## Text under study
────────────────

Despite widespread cautionary messages, *p*-values and claims of statistical significance are continuously misused. One of the most common errors is to mistake statistical significance for economic, clinical, or political significance. This error may manifest itself by authors interpreting only ‘statistically significant’ results as important, or even neglecting to examine the magnitude of estimated coefficients. For example, we’ve written previously about a claim of how statistically insignificant results are ‘meaningless’. Another common error is to ‘transpose the conditional’, that is to interpret the *p*-value as the posterior probability of a null hypothesis. For example, in an exchange on Twitter recently, David Colquhoun, whose discussions of p-values we’ve also previously covered, made the statement:

Makes sense to ask about magnitude of effect only if you can be sure that it isn't zero. 1. get evid that effect exists, then 2. estimate it

— David Colquhoun (@david_colquhoun) August 18, 2017

However, the p-value does not provide probability/evidence of a null hypothesis (that an effect ‘exists’). *P*-values are correlated with the posterior probability of the null hypothesis in a way that depends on statistical power, choice of significance level, and prior probability of the null. But observing a significant *p*-value only means that the data were unlikely to be produced by a particular model, not that the alternative hypothesis is true. Indeed, the null hypothesis may be a poor explanation for the observed data, but that does not mean it is a *better *explanation than the alternative. This is the essence of Lindley’s paradox.

So what can we say about *p-*values? The six principles of the ASA’s statement on *p*-values are:

- P-values can indicate how incompatible the data are with a specified statistical model.
- P-values do not measure the probability that the studied hypothesis is true, or the probability that the data were produced by random chance alone.
- Scientific conclusions and business or policy decisions should not be based only on whether a p-value passes a specific threshold.
- Proper inference requires full reporting and transparency.
- A p-value, or statistical significance, does not measure the size of an effect or the importance of a result.
- By itself, a p-value does not provide a good measure of evidence regarding a model or hypothesis.

***

In 1996, Deirdre McClosky and Stephen Ziliak surveyed economics papers published in the *American Economic Review *in the 1980s for *p*-value misuse. Overall, 70% did not distinguish statistical from economic significance and 96% misused a test statistic in some way. Things hadn’t improved when they repeated the study ten years later. Unfortunately, these problems are not exclusive to the *AER*. A quick survey of a top health economics journal, *Health Economics*, finds similar misuse as we discuss below. This journal is not singled out for any particular reason beyond that it’s one of the key journals in the field covered by this blog, and frequently features in our journal round-ups. Similarly, no comment is made on the quality of the studies or authors beyond the claims and use of statistical significance. Nevertheless, where there are *p*-values, there are problems. For such a pivotal statistic, one that careers can be made or broken on, we should at least get it right!

Nine studies were published in the May 2017 issue of *Health Economics*. The list below shows some examples of *p*-value errors in the text of the articles. The most common issue was using the *p*-value to interpret whether an effect exists or not, or using it as the (only) evidence to support or reject a particular hypothesis. As described above, the statistical significance of a coefficient does not imply the existence of an effect. Some of the statements claimed below to be erroneous may be contentious as, in the broader context of the paper, they may make sense. For example, claiming that a statistically significant estimate is evidence of an effect may be correct where the broader totality of the evidence suggests that any observed data would be incompatible with a particular model. However, this is generally not the way the *p*‘s are used.

────────────────

## Source material

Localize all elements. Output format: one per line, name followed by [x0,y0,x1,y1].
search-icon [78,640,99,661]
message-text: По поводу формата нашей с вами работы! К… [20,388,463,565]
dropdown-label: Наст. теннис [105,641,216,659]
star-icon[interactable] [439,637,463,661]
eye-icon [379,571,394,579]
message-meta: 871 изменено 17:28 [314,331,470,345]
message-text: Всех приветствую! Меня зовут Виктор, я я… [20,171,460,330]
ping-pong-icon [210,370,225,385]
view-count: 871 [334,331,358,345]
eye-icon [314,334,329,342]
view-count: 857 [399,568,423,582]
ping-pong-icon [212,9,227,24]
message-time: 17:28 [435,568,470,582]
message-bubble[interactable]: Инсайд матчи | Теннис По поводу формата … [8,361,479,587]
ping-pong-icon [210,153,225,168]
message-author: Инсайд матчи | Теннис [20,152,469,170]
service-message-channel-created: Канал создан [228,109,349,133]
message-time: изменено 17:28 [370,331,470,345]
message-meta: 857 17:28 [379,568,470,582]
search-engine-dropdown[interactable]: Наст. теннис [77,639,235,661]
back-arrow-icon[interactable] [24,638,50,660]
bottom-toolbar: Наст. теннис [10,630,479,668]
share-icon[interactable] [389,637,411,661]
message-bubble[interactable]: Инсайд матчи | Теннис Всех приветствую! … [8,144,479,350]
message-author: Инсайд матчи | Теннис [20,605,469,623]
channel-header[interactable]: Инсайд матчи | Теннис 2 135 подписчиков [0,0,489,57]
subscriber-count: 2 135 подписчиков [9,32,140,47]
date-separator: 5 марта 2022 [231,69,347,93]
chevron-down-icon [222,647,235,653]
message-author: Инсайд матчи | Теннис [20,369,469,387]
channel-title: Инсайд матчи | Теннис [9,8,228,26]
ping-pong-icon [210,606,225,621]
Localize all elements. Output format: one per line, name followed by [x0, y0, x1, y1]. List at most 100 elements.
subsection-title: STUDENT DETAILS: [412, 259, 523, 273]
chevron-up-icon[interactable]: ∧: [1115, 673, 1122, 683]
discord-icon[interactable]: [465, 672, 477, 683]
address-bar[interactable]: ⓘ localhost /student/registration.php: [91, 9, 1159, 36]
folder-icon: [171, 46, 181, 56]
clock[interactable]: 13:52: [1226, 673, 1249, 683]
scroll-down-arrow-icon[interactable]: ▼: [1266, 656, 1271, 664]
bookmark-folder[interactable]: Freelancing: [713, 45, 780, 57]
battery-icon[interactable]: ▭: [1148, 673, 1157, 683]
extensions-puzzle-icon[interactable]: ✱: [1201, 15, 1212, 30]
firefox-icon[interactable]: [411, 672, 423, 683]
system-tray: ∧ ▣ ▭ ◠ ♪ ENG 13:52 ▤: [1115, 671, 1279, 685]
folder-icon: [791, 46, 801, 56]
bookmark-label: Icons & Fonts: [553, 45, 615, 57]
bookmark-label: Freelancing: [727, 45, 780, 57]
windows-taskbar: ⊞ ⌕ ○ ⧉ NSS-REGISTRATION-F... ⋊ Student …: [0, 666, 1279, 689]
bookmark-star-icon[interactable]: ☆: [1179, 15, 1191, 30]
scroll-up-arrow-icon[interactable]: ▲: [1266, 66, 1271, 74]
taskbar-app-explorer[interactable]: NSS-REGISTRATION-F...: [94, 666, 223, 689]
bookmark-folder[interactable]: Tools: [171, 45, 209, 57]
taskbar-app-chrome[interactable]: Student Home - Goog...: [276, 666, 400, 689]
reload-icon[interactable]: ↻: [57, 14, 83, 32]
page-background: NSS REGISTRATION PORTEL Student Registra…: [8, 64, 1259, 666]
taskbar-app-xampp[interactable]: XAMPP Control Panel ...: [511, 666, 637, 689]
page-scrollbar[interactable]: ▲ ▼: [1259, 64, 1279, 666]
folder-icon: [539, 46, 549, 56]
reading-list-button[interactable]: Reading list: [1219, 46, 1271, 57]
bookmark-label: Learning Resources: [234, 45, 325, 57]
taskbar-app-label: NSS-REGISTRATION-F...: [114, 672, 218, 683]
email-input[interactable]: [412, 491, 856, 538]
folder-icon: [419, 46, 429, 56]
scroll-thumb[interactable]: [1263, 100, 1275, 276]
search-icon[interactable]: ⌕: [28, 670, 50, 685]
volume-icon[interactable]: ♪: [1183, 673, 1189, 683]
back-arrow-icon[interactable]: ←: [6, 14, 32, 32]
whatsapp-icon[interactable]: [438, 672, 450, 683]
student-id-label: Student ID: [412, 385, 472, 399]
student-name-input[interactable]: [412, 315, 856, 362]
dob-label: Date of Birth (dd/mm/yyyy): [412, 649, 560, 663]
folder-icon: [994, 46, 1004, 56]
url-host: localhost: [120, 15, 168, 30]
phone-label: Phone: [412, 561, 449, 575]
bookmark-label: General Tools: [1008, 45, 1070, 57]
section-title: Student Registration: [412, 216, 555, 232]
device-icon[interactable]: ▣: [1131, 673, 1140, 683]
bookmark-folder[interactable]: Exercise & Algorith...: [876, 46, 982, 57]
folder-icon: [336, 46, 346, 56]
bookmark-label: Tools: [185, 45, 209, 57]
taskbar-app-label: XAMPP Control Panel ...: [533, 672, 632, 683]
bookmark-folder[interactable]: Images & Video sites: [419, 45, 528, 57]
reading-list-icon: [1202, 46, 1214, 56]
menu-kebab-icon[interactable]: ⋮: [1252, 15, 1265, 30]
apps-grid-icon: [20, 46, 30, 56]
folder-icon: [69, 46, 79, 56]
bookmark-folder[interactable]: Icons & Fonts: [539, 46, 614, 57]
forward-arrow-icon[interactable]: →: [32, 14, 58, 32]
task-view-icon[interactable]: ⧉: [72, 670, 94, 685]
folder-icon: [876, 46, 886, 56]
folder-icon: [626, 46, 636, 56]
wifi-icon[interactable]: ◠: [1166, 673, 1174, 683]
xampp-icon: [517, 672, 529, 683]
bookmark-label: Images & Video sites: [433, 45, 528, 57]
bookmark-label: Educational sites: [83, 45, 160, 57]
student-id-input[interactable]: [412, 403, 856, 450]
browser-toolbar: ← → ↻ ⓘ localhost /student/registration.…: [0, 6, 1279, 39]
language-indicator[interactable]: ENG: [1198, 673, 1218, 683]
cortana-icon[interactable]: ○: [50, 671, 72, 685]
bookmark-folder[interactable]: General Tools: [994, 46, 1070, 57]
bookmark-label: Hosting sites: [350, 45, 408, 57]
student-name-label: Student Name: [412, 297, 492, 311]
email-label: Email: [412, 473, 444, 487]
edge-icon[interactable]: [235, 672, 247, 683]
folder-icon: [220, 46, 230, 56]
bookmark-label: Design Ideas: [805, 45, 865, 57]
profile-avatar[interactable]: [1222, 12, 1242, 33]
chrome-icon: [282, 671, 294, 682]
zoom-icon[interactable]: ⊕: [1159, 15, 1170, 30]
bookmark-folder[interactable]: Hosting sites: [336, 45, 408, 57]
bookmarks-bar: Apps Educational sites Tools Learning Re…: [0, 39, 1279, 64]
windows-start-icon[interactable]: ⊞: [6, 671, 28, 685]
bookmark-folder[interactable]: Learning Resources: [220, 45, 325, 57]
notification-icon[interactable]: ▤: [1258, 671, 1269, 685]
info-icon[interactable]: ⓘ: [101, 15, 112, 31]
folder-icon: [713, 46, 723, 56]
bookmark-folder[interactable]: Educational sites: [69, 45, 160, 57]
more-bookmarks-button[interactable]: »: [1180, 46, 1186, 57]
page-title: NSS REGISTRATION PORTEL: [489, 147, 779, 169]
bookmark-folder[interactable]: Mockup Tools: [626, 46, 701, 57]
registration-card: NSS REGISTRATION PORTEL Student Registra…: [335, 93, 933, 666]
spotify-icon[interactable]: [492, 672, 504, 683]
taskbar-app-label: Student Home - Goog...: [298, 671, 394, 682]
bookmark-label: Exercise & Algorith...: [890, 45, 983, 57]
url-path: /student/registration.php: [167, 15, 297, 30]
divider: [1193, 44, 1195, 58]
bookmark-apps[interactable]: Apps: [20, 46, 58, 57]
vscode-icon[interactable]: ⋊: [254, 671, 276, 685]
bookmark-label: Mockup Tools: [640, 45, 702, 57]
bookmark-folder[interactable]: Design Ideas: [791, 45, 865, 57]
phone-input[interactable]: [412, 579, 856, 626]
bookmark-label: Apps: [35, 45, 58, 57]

────────────────

## Problem description
According to the text on p-value misuse, what share of the 1980s *American Economic Review* papers surveyed by McClosky and Ziliak did not distinguish statistical from economic significance? The rows aren't needed for this work.

## Answer for the task
70%